Data entries for graphics:
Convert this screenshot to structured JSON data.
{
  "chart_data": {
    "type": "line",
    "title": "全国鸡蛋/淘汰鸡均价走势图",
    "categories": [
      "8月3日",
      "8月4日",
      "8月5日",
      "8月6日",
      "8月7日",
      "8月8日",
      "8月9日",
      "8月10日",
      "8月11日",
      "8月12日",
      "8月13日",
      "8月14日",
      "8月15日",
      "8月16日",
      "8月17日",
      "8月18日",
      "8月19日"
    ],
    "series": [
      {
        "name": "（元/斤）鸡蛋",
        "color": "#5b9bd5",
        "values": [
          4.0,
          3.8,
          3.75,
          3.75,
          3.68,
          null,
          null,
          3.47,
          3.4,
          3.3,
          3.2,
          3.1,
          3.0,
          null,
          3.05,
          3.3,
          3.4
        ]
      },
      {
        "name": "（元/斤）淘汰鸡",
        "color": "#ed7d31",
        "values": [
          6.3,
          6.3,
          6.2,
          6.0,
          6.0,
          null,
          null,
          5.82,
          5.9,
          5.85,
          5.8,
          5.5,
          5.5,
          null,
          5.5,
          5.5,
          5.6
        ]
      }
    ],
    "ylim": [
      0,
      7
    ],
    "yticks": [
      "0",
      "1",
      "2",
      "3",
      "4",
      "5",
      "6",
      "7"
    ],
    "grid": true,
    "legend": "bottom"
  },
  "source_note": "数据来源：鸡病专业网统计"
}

__EXERCISE DIRECTIONS__
Give all of the entries again, word for word.

__FINAL RESULT__
Convert this screenshot to structured JSON data.
{
  "chart_data": {
    "type": "line",
    "title": "全国鸡蛋/淘汰鸡均价走势图",
    "categories": [
      "8月3日",
      "8月4日",
      "8月5日",
      "8月6日",
      "8月7日",
      "8月8日",
      "8月9日",
      "8月10日",
      "8月11日",
      "8月12日",
      "8月13日",
      "8月14日",
      "8月15日",
      "8月16日",
      "8月17日",
      "8月18日",
      "8月19日"
    ],
    "series": [
      {
        "name": "（元/斤）鸡蛋",
        "color": "#5b9bd5",
        "values": [
          4.0,
          3.8,
          3.75,
          3.75,
          3.68,
          null,
          null,
          3.47,
          3.4,
          3.3,
          3.2,
          3.1,
          3.0,
          null,
          3.05,
          3.3,
          3.4
        ]
      },
      {
        "name": "（元/斤）淘汰鸡",
        "color": "#ed7d31",
        "values": [
          6.3,
          6.3,
          6.2,
          6.0,
          6.0,
          null,
          null,
          5.82,
          5.9,
          5.85,
          5.8,
          5.5,
          5.5,
          null,
          5.5,
          5.5,
          5.6
        ]
      }
    ],
    "ylim": [
      0,
      7
    ],
    "yticks": [
      "0",
      "1",
      "2",
      "3",
      "4",
      "5",
      "6",
      "7"
    ],
    "grid": true,
    "legend": "bottom"
  },
  "source_note": "数据来源：鸡病专业网统计"
}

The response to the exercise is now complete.